**Directions for this task:** Every record should be written out exactly, with the pictures left out.

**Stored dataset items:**
================================

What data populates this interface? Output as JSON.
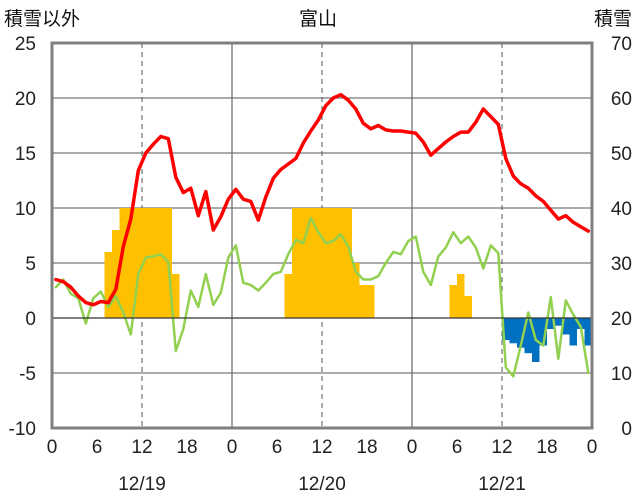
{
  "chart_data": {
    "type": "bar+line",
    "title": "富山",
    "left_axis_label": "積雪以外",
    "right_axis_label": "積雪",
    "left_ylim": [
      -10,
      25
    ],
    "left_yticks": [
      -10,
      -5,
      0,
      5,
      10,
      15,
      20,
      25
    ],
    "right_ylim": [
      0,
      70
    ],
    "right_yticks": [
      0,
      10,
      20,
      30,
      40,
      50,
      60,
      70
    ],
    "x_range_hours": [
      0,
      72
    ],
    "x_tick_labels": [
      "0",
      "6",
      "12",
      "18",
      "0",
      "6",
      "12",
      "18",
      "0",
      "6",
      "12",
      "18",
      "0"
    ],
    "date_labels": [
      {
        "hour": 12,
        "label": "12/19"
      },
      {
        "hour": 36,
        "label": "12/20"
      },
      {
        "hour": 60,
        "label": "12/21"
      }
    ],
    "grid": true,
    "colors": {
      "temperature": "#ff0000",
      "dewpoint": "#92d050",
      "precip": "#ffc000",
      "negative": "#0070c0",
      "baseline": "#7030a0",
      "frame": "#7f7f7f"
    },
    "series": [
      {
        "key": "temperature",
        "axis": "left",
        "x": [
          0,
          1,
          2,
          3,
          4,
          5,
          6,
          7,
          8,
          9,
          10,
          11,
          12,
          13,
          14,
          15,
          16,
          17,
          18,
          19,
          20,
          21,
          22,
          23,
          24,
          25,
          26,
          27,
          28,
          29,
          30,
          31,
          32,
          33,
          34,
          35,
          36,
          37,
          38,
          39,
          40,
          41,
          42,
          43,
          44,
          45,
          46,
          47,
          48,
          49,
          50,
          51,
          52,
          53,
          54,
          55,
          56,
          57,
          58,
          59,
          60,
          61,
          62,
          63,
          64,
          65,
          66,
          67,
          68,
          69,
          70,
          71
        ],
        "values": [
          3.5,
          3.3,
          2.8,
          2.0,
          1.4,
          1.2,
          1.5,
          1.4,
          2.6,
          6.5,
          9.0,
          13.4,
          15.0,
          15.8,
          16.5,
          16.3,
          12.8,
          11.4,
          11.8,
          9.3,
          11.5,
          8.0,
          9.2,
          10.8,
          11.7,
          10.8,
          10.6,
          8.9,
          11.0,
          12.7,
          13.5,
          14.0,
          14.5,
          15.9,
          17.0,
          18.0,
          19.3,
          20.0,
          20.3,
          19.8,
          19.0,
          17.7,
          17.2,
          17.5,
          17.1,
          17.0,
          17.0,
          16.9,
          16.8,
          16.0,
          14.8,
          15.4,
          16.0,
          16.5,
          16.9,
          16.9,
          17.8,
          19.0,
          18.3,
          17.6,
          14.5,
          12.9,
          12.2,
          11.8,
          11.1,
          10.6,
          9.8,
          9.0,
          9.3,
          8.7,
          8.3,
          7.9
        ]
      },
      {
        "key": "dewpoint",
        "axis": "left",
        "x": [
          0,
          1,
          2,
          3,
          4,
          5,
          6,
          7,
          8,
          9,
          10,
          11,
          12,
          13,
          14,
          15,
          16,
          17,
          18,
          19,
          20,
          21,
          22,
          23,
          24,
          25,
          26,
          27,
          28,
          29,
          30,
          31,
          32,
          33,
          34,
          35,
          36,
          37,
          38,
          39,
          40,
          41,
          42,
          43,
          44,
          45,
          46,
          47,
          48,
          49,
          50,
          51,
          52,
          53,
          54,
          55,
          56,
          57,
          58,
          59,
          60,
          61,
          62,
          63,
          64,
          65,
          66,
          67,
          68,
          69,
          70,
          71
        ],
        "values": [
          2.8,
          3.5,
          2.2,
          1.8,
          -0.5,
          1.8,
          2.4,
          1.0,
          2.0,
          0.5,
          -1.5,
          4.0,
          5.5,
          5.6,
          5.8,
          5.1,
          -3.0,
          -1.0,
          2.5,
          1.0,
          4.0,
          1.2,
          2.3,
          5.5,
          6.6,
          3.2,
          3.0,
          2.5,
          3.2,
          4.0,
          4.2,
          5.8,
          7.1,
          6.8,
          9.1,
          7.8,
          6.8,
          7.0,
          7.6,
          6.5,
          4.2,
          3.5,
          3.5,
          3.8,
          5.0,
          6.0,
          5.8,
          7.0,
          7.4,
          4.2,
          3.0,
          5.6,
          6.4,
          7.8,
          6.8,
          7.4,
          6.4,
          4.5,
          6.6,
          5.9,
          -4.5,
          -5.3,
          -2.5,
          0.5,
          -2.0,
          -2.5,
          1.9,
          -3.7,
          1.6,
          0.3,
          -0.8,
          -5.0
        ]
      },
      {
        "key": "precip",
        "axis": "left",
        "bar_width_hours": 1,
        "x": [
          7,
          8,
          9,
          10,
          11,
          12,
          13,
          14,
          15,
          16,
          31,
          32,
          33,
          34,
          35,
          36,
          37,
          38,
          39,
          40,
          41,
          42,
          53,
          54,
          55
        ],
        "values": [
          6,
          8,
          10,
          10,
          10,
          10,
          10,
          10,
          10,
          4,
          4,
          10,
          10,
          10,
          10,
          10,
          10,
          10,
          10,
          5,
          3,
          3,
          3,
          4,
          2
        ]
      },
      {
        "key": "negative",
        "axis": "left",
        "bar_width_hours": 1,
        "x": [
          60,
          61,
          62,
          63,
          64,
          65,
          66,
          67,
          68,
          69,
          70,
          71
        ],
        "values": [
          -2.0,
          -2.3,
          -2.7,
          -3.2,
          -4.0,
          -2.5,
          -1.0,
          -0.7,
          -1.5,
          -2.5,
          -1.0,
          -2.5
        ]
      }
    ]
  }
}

================================

**Solution:**
What data populates this interface? Output as JSON.
{
  "chart_data": {
    "type": "bar+line",
    "title": "富山",
    "left_axis_label": "積雪以外",
    "right_axis_label": "積雪",
    "left_ylim": [
      -10,
      25
    ],
    "left_yticks": [
      -10,
      -5,
      0,
      5,
      10,
      15,
      20,
      25
    ],
    "right_ylim": [
      0,
      70
    ],
    "right_yticks": [
      0,
      10,
      20,
      30,
      40,
      50,
      60,
      70
    ],
    "x_range_hours": [
      0,
      72
    ],
    "x_tick_labels": [
      "0",
      "6",
      "12",
      "18",
      "0",
      "6",
      "12",
      "18",
      "0",
      "6",
      "12",
      "18",
      "0"
    ],
    "date_labels": [
      {
        "hour": 12,
        "label": "12/19"
      },
      {
        "hour": 36,
        "label": "12/20"
      },
      {
        "hour": 60,
        "label": "12/21"
      }
    ],
    "grid": true,
    "colors": {
      "temperature": "#ff0000",
      "dewpoint": "#92d050",
      "precip": "#ffc000",
      "negative": "#0070c0",
      "baseline": "#7030a0",
      "frame": "#7f7f7f"
    },
    "series": [
      {
        "key": "temperature",
        "axis": "left",
        "x": [
          0,
          1,
          2,
          3,
          4,
          5,
          6,
          7,
          8,
          9,
          10,
          11,
          12,
          13,
          14,
          15,
          16,
          17,
          18,
          19,
          20,
          21,
          22,
          23,
          24,
          25,
          26,
          27,
          28,
          29,
          30,
          31,
          32,
          33,
          34,
          35,
          36,
          37,
          38,
          39,
          40,
          41,
          42,
          43,
          44,
          45,
          46,
          47,
          48,
          49,
          50,
          51,
          52,
          53,
          54,
          55,
          56,
          57,
          58,
          59,
          60,
          61,
          62,
          63,
          64,
          65,
          66,
          67,
          68,
          69,
          70,
          71
        ],
        "values": [
          3.5,
          3.3,
          2.8,
          2.0,
          1.4,
          1.2,
          1.5,
          1.4,
          2.6,
          6.5,
          9.0,
          13.4,
          15.0,
          15.8,
          16.5,
          16.3,
          12.8,
          11.4,
          11.8,
          9.3,
          11.5,
          8.0,
          9.2,
          10.8,
          11.7,
          10.8,
          10.6,
          8.9,
          11.0,
          12.7,
          13.5,
          14.0,
          14.5,
          15.9,
          17.0,
          18.0,
          19.3,
          20.0,
          20.3,
          19.8,
          19.0,
          17.7,
          17.2,
          17.5,
          17.1,
          17.0,
          17.0,
          16.9,
          16.8,
          16.0,
          14.8,
          15.4,
          16.0,
          16.5,
          16.9,
          16.9,
          17.8,
          19.0,
          18.3,
          17.6,
          14.5,
          12.9,
          12.2,
          11.8,
          11.1,
          10.6,
          9.8,
          9.0,
          9.3,
          8.7,
          8.3,
          7.9
        ]
      },
      {
        "key": "dewpoint",
        "axis": "left",
        "x": [
          0,
          1,
          2,
          3,
          4,
          5,
          6,
          7,
          8,
          9,
          10,
          11,
          12,
          13,
          14,
          15,
          16,
          17,
          18,
          19,
          20,
          21,
          22,
          23,
          24,
          25,
          26,
          27,
          28,
          29,
          30,
          31,
          32,
          33,
          34,
          35,
          36,
          37,
          38,
          39,
          40,
          41,
          42,
          43,
          44,
          45,
          46,
          47,
          48,
          49,
          50,
          51,
          52,
          53,
          54,
          55,
          56,
          57,
          58,
          59,
          60,
          61,
          62,
          63,
          64,
          65,
          66,
          67,
          68,
          69,
          70,
          71
        ],
        "values": [
          2.8,
          3.5,
          2.2,
          1.8,
          -0.5,
          1.8,
          2.4,
          1.0,
          2.0,
          0.5,
          -1.5,
          4.0,
          5.5,
          5.6,
          5.8,
          5.1,
          -3.0,
          -1.0,
          2.5,
          1.0,
          4.0,
          1.2,
          2.3,
          5.5,
          6.6,
          3.2,
          3.0,
          2.5,
          3.2,
          4.0,
          4.2,
          5.8,
          7.1,
          6.8,
          9.1,
          7.8,
          6.8,
          7.0,
          7.6,
          6.5,
          4.2,
          3.5,
          3.5,
          3.8,
          5.0,
          6.0,
          5.8,
          7.0,
          7.4,
          4.2,
          3.0,
          5.6,
          6.4,
          7.8,
          6.8,
          7.4,
          6.4,
          4.5,
          6.6,
          5.9,
          -4.5,
          -5.3,
          -2.5,
          0.5,
          -2.0,
          -2.5,
          1.9,
          -3.7,
          1.6,
          0.3,
          -0.8,
          -5.0
        ]
      },
      {
        "key": "precip",
        "axis": "left",
        "bar_width_hours": 1,
        "x": [
          7,
          8,
          9,
          10,
          11,
          12,
          13,
          14,
          15,
          16,
          31,
          32,
          33,
          34,
          35,
          36,
          37,
          38,
          39,
          40,
          41,
          42,
          53,
          54,
          55
        ],
        "values": [
          6,
          8,
          10,
          10,
          10,
          10,
          10,
          10,
          10,
          4,
          4,
          10,
          10,
          10,
          10,
          10,
          10,
          10,
          10,
          5,
          3,
          3,
          3,
          4,
          2
        ]
      },
      {
        "key": "negative",
        "axis": "left",
        "bar_width_hours": 1,
        "x": [
          60,
          61,
          62,
          63,
          64,
          65,
          66,
          67,
          68,
          69,
          70,
          71
        ],
        "values": [
          -2.0,
          -2.3,
          -2.7,
          -3.2,
          -4.0,
          -2.5,
          -1.0,
          -0.7,
          -1.5,
          -2.5,
          -1.0,
          -2.5
        ]
      }
    ]
  }
}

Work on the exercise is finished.